▶ [THE DATA]:

··········

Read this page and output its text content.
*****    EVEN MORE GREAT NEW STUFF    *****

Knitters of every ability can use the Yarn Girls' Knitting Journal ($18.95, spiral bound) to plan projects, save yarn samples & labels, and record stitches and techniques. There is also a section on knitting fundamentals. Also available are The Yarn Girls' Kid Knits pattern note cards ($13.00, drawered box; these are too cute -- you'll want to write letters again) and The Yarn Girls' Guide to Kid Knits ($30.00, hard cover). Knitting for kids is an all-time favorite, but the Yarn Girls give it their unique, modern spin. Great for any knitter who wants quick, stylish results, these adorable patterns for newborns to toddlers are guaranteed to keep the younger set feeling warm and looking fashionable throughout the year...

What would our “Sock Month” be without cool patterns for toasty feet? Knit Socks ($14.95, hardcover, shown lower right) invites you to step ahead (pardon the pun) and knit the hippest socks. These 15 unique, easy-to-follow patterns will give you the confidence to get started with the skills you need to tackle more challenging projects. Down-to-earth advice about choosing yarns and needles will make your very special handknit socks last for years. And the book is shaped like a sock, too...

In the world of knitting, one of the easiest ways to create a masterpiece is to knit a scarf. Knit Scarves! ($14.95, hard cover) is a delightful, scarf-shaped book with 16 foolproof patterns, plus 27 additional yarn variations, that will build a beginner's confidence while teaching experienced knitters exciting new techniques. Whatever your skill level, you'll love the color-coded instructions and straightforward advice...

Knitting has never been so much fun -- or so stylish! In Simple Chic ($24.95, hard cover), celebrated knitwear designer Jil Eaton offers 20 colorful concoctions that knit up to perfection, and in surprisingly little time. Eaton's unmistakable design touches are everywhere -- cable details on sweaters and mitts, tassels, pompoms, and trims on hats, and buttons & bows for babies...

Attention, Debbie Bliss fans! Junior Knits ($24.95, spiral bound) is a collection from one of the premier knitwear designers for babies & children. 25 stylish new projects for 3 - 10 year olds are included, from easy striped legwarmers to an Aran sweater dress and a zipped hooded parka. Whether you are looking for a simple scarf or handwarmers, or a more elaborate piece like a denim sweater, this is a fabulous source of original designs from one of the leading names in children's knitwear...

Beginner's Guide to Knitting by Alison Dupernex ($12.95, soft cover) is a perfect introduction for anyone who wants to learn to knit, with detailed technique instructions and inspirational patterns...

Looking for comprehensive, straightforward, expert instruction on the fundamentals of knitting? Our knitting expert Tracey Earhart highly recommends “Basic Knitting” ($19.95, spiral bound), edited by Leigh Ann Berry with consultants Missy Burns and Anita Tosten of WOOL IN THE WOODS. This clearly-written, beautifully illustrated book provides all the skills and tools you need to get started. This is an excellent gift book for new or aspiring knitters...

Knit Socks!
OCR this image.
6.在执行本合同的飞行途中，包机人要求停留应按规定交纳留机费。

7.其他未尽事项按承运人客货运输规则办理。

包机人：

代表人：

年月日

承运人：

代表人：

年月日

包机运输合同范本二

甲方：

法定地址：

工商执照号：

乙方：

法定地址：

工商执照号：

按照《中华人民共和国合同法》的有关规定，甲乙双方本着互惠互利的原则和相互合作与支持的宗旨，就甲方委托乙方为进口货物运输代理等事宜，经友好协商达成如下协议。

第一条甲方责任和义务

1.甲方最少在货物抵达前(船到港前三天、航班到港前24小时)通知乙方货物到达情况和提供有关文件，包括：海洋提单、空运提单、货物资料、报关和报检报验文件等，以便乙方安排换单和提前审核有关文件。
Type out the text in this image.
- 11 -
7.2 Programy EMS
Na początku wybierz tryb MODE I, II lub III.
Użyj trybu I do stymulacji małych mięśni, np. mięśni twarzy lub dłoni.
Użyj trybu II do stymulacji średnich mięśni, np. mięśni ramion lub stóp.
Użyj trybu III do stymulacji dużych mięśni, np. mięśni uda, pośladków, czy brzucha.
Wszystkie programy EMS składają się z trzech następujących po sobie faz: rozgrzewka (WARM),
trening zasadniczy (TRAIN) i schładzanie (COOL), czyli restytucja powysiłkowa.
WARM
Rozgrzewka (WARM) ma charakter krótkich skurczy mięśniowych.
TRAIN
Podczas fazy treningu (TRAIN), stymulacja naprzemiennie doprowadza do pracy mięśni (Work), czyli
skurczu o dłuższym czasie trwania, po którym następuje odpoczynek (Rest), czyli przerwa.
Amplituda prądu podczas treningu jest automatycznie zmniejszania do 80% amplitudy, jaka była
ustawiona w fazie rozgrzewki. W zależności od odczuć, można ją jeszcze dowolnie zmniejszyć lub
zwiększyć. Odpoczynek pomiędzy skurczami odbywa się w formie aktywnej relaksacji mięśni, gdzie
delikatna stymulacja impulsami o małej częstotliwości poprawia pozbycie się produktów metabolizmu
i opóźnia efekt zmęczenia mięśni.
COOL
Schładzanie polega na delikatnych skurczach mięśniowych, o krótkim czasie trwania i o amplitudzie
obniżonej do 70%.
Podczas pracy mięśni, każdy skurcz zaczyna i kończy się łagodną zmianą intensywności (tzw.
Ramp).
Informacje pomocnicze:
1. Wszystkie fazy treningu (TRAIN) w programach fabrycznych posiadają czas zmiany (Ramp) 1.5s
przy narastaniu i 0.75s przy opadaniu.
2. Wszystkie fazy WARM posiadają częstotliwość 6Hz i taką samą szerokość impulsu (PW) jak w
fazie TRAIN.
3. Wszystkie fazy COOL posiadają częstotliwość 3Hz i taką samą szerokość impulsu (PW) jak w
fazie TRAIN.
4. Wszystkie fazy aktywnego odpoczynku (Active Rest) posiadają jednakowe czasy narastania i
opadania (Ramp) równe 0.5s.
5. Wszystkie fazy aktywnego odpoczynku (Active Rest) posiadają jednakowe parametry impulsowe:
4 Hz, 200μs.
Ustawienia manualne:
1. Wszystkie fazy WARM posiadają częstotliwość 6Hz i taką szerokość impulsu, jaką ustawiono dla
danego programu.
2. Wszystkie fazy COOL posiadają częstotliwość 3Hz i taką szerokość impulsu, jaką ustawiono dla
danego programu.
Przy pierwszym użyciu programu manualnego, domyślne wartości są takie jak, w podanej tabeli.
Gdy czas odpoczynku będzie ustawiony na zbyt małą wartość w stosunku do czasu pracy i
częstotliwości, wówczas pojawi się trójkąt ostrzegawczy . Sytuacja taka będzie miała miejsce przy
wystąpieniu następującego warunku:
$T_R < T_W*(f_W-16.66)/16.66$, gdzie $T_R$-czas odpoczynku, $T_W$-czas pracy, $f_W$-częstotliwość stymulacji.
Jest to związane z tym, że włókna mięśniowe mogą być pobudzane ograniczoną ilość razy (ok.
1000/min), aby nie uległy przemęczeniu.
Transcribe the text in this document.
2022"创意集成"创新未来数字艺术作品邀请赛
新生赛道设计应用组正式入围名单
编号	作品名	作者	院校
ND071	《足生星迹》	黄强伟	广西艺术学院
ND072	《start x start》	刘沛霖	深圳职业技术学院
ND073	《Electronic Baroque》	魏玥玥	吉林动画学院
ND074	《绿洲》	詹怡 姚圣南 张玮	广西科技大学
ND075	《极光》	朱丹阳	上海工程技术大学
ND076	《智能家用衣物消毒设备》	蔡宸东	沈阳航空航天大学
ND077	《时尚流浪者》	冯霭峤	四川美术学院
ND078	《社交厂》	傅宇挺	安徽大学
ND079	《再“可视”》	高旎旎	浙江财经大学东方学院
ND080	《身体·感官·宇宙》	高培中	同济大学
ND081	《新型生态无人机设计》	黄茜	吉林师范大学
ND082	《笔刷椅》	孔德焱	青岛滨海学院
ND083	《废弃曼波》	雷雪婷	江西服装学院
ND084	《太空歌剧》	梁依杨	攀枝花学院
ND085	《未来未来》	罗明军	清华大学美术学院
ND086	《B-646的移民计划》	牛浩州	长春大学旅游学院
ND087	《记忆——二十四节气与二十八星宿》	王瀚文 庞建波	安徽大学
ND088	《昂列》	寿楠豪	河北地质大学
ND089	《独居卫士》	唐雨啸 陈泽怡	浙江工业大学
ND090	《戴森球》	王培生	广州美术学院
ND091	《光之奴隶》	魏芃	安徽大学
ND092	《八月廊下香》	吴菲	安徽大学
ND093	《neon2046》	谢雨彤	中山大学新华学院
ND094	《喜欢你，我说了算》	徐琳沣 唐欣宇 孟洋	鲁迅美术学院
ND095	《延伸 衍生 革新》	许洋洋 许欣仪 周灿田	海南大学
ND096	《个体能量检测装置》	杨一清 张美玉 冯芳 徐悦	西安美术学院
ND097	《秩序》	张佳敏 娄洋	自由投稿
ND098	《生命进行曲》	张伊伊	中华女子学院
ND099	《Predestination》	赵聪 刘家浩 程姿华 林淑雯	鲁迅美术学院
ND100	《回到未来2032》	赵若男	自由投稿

··········

▶ [TASK STATEMENT]: Select the lines from the entries that include the word "shaped".

▶ [THE SOLUTION]:
What would our “Sock Month” be without cool patterns for toasty feet? Knit Socks ($14.95, hardcover, shown lower right) invites you to step ahead (pardon the pun) and knit the hippest socks. These 15 unique, easy-to-follow patterns will give you the confidence to get started with the skills you need to tackle more challenging projects. Down-to-earth advice about choosing yarns and needles will make your very special handknit socks last for years. And the book is shaped like a sock, too...
In the world of knitting, one of the easiest ways to create a masterpiece is to knit a scarf. Knit Scarves! ($14.95, hard cover) is a delightful, scarf-shaped book with 16 foolproof patterns, plus 27 additional yarn variations, that will build a beginner's confidence while teaching experienced knitters exciting new techniques. Whatever your skill level, you'll love the color-coded instructions and straightforward advice...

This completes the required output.